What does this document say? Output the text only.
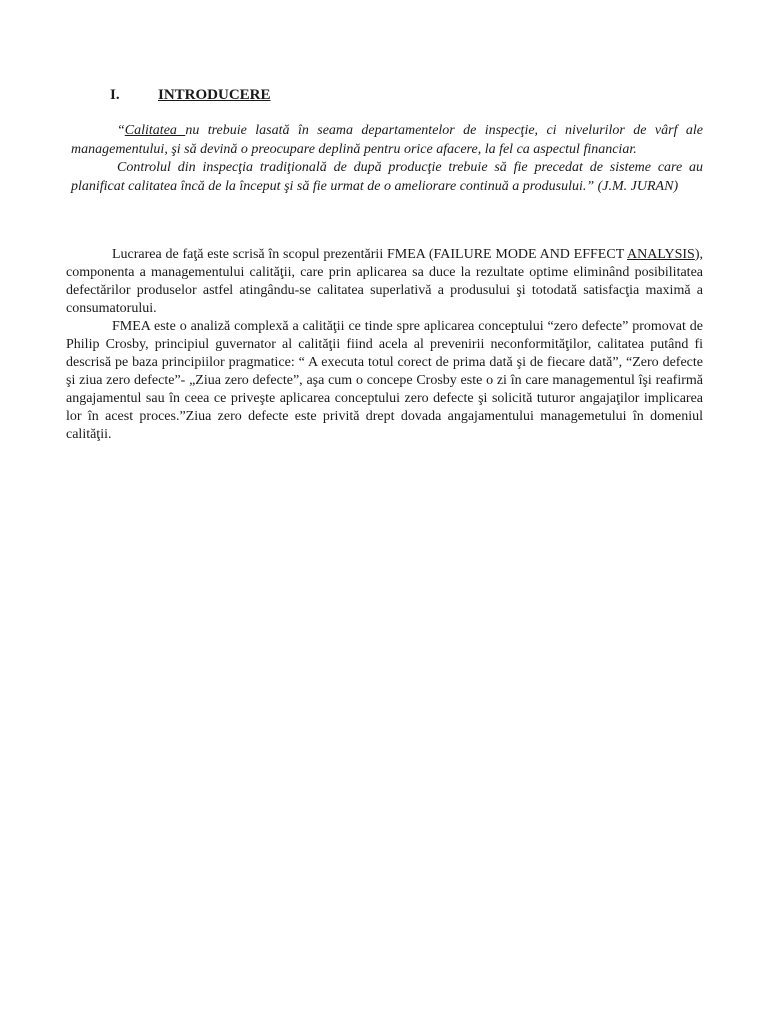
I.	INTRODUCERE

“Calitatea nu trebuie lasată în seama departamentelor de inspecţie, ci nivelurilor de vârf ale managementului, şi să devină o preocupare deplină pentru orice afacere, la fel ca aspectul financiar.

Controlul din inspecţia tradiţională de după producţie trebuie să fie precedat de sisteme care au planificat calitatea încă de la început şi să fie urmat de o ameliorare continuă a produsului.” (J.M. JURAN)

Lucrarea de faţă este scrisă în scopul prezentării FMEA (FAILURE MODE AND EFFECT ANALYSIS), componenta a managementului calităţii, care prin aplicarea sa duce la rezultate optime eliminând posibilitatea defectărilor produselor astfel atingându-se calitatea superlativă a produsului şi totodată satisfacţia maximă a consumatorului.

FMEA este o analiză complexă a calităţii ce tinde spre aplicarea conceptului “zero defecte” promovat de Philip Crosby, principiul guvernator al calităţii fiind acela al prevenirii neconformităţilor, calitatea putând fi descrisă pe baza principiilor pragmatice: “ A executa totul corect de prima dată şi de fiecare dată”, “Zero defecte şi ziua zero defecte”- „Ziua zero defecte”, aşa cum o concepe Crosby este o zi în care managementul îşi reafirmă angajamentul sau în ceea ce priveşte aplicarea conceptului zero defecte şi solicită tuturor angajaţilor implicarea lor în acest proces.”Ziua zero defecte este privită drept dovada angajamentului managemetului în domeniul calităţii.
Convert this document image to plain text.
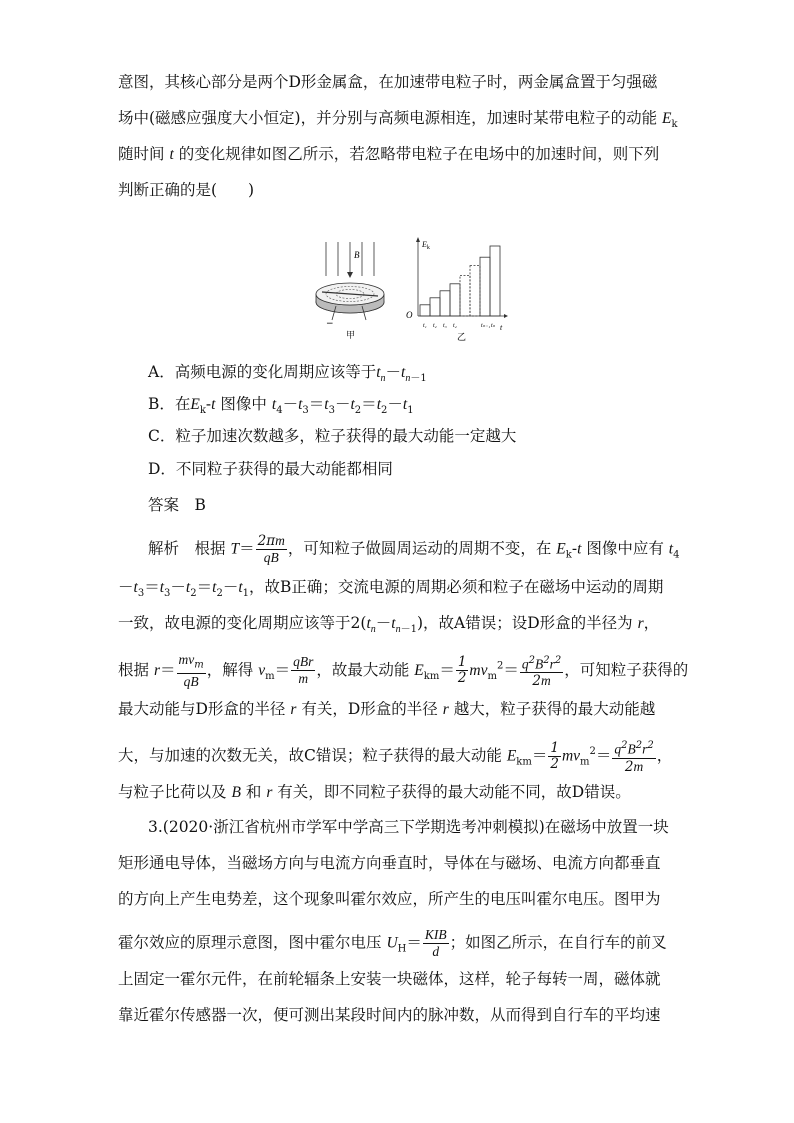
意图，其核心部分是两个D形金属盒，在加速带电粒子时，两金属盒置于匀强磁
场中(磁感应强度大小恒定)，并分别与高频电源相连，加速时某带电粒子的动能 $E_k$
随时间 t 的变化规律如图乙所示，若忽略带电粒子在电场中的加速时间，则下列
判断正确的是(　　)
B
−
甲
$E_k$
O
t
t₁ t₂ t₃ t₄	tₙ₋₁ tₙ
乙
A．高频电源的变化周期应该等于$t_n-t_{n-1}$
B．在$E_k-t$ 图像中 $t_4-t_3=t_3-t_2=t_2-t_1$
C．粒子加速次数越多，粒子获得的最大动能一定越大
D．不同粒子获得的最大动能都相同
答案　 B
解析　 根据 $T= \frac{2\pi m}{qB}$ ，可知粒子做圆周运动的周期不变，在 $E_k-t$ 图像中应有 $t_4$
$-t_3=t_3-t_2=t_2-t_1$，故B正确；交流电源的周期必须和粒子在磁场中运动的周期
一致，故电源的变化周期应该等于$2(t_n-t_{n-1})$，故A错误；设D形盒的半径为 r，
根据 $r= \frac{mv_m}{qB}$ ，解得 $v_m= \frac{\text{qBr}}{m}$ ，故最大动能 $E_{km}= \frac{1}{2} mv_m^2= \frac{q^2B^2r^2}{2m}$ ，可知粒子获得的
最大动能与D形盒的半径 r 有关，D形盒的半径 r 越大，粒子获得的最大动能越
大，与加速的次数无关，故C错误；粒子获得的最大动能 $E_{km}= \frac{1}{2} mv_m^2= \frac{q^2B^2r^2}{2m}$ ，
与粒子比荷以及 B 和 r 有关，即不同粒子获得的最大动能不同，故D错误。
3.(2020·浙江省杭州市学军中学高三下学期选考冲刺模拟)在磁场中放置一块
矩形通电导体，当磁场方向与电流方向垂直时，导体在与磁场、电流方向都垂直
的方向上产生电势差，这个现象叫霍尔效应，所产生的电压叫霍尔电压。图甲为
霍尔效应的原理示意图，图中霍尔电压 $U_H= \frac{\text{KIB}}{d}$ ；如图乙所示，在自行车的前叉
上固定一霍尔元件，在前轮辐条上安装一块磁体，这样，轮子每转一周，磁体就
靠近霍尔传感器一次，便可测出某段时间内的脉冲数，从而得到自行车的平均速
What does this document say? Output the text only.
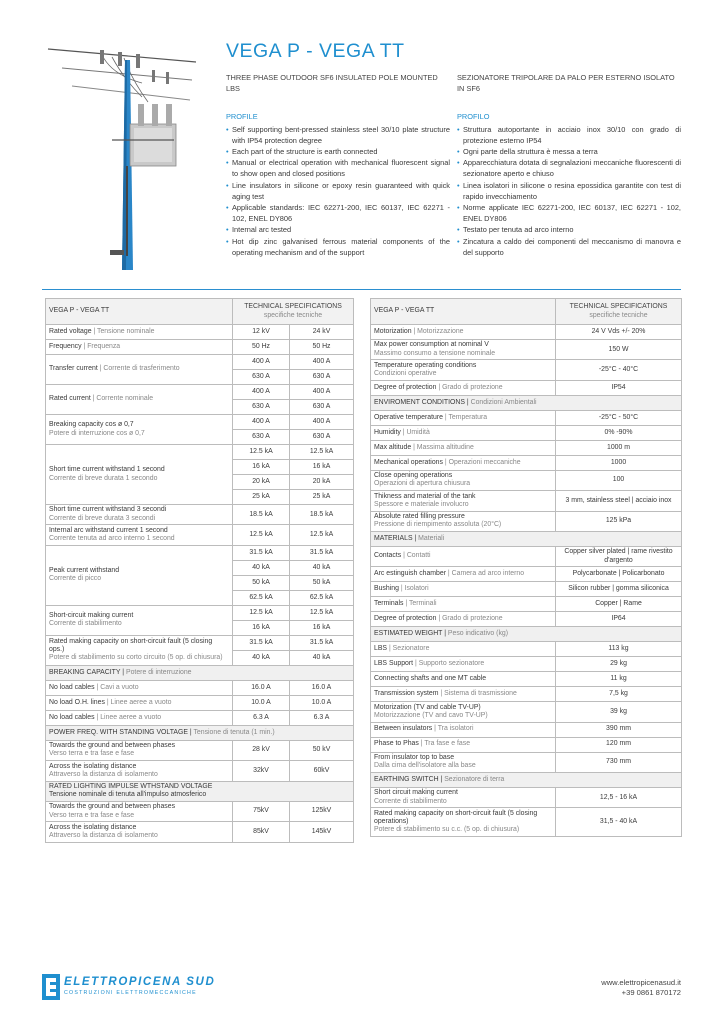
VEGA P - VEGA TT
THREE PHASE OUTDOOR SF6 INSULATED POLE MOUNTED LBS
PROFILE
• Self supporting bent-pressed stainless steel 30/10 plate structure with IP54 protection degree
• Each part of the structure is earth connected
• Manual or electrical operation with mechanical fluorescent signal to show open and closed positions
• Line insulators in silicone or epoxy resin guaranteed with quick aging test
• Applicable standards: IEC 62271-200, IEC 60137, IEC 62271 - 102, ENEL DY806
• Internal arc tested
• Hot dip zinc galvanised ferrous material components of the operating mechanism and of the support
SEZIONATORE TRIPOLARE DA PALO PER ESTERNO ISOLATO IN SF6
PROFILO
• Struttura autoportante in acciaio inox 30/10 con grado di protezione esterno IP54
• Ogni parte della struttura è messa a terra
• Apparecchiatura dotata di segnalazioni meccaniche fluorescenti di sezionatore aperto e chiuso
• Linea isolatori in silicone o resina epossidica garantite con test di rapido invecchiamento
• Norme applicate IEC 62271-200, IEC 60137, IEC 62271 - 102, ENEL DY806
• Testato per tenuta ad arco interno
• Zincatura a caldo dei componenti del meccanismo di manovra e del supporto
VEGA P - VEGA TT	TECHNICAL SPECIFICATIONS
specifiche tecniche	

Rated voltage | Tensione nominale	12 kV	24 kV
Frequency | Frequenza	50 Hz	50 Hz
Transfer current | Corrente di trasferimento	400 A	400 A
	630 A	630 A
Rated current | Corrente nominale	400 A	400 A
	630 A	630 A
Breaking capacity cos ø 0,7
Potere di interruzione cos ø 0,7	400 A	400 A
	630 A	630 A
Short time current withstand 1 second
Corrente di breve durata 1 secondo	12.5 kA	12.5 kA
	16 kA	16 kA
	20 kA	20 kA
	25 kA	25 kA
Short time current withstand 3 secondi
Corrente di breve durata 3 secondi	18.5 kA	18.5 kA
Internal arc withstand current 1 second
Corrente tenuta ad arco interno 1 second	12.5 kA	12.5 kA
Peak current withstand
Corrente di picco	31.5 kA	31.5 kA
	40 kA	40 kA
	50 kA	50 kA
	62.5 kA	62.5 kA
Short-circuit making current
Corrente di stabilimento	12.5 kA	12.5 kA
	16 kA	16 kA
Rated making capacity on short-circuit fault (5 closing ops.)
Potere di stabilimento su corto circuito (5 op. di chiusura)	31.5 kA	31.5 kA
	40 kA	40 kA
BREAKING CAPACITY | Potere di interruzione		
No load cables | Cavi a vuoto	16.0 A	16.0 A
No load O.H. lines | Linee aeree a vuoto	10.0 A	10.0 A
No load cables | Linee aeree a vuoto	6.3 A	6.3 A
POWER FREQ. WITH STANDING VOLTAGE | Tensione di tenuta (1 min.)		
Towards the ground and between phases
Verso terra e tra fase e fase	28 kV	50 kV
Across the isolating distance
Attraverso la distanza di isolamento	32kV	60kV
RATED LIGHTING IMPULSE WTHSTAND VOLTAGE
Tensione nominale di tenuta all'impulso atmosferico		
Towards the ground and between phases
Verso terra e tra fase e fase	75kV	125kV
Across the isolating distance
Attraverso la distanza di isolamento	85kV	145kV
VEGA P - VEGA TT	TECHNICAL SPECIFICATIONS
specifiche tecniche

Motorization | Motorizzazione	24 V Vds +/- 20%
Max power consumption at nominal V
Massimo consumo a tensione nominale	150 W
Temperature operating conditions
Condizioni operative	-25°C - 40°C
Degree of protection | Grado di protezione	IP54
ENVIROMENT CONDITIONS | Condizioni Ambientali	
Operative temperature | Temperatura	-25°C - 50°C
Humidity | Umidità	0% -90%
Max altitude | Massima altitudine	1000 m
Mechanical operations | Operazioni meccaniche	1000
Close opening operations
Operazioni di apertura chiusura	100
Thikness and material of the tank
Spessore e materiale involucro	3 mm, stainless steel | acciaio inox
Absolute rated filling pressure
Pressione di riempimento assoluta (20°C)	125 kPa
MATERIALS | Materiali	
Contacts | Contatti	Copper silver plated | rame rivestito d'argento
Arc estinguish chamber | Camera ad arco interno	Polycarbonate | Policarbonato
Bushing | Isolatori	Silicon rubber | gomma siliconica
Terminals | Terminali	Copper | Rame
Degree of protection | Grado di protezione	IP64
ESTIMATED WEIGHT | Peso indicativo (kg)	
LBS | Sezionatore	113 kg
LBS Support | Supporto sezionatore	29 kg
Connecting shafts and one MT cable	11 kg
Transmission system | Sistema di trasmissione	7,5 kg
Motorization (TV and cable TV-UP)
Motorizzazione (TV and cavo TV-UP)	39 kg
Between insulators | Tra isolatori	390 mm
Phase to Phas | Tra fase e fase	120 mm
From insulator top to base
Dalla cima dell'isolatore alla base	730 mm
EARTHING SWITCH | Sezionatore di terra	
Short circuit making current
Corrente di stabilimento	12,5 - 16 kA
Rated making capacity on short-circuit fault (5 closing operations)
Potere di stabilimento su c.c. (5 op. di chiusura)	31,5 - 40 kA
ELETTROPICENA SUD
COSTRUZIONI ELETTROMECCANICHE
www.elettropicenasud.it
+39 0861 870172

Aim of the task -
How many lines of the listing above include the word "making"? State the number and nothing else.

In response -
4